**Entries provided**:
= = = = = = =
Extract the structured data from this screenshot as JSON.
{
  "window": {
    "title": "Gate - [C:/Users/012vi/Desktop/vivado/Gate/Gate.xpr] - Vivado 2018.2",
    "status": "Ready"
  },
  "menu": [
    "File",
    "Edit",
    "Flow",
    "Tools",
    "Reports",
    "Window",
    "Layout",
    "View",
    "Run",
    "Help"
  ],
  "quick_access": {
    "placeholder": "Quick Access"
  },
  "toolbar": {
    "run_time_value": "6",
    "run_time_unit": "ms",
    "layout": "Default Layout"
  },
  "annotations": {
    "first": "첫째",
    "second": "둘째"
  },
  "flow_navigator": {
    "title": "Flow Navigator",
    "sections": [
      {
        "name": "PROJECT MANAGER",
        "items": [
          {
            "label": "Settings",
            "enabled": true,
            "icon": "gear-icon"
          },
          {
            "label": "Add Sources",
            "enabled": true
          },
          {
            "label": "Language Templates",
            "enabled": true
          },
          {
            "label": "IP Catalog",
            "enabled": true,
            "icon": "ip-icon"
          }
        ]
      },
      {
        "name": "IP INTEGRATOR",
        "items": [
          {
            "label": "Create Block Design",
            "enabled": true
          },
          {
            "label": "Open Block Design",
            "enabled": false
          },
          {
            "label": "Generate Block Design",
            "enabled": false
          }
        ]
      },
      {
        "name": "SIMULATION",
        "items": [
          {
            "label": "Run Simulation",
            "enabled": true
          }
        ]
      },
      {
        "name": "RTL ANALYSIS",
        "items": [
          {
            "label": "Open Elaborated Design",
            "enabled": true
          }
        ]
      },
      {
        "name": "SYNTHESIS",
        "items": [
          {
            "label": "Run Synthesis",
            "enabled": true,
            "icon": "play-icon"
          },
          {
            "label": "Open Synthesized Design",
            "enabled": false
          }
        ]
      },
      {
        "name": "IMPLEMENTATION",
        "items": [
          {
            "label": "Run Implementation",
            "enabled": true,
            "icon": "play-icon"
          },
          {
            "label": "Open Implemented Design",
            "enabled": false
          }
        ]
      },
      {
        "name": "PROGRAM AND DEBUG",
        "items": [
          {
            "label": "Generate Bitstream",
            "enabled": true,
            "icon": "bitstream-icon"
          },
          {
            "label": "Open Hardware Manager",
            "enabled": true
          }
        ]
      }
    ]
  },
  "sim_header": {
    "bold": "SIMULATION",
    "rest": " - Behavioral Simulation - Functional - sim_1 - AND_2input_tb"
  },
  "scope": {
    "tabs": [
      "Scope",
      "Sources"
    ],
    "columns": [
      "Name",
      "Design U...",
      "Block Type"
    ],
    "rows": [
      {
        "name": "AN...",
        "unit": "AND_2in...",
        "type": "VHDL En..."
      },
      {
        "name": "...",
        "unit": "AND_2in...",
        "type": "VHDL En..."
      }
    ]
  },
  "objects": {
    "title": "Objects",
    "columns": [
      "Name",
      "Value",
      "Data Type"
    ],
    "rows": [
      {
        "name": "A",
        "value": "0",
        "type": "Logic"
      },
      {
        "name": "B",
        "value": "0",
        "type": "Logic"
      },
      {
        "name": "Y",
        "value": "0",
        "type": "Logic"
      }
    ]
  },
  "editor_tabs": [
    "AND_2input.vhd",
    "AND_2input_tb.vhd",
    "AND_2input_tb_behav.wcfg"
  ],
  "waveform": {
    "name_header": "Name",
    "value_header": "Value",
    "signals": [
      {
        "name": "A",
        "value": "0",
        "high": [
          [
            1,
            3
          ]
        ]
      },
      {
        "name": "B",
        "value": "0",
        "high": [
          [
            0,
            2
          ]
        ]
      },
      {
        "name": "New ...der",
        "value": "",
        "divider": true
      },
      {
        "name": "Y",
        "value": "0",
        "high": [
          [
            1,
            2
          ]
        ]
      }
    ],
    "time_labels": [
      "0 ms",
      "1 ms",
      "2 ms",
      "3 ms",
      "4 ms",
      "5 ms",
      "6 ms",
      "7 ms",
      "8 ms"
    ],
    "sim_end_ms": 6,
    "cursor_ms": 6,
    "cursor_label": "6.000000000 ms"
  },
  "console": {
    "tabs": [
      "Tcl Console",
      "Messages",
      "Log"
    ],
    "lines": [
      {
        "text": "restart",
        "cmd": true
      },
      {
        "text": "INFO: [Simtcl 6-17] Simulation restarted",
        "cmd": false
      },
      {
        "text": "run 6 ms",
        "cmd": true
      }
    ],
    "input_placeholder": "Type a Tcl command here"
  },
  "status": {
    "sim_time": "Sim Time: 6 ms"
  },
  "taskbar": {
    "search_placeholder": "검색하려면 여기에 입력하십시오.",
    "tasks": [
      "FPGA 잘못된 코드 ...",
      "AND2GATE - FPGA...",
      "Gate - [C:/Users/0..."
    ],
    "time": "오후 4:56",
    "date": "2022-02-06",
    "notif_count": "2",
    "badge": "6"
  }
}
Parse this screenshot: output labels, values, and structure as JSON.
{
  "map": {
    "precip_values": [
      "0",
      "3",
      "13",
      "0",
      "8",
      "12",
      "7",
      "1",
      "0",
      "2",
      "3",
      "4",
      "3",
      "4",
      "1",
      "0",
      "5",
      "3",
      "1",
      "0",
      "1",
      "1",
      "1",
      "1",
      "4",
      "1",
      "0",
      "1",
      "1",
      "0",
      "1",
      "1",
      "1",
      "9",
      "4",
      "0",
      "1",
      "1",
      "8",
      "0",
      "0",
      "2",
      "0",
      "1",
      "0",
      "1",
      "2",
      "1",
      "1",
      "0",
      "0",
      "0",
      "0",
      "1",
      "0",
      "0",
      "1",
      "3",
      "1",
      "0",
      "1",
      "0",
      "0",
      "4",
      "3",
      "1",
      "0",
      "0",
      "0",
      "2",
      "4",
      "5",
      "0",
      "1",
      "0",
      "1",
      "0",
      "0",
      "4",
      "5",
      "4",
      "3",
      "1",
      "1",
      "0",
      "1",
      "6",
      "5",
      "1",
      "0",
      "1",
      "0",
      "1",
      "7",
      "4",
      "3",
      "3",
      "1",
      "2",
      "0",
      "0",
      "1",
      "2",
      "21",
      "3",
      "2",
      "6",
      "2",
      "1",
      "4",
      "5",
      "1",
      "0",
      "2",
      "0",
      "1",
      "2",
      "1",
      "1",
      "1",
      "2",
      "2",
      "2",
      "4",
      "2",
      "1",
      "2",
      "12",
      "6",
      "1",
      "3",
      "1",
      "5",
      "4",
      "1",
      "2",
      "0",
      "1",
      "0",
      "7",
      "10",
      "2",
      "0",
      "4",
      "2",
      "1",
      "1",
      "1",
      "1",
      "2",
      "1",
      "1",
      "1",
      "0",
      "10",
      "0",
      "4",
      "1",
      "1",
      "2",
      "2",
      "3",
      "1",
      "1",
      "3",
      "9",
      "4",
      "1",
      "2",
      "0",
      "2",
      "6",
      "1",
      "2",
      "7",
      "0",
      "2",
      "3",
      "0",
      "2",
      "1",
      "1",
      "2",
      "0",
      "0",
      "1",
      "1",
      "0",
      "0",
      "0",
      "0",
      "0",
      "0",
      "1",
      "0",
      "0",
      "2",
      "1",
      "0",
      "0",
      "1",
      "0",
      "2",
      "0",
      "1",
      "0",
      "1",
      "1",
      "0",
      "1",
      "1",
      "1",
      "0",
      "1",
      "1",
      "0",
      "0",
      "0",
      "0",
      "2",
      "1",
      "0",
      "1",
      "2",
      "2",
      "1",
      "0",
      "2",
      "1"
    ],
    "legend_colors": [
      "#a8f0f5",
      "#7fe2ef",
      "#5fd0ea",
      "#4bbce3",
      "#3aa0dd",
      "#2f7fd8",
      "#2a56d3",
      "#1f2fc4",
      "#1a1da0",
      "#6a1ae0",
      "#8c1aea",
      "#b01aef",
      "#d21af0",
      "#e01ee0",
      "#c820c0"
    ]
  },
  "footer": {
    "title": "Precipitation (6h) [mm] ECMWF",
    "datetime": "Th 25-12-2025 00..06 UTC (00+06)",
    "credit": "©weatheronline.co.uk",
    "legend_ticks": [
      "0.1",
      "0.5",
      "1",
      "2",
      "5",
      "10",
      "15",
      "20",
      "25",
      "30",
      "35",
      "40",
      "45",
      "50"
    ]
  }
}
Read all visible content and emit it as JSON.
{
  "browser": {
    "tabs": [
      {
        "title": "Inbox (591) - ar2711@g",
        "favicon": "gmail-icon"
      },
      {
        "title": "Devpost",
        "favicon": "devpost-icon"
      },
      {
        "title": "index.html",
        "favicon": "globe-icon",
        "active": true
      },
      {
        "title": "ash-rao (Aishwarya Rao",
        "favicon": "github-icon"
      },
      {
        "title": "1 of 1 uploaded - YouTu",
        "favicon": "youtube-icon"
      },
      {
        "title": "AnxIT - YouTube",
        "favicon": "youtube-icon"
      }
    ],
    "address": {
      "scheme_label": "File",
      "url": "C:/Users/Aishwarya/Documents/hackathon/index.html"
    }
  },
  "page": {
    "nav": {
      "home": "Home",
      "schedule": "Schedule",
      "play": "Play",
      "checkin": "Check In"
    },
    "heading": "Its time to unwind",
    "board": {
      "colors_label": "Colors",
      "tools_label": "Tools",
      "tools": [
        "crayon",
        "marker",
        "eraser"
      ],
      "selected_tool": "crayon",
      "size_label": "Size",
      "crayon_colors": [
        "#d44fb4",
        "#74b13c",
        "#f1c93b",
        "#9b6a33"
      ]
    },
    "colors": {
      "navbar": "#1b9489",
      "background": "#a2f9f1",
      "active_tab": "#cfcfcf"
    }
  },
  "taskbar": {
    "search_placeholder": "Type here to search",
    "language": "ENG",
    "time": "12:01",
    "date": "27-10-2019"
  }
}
= = = = = = =
**Aim of the exercise**: Wherever a line in the data above holds "Block", copy that line.

**Answer to this problem**:
            "label": "Create Block Design",
            "label": "Open Block Design",
            "label": "Generate Block Design",
      "Block Type"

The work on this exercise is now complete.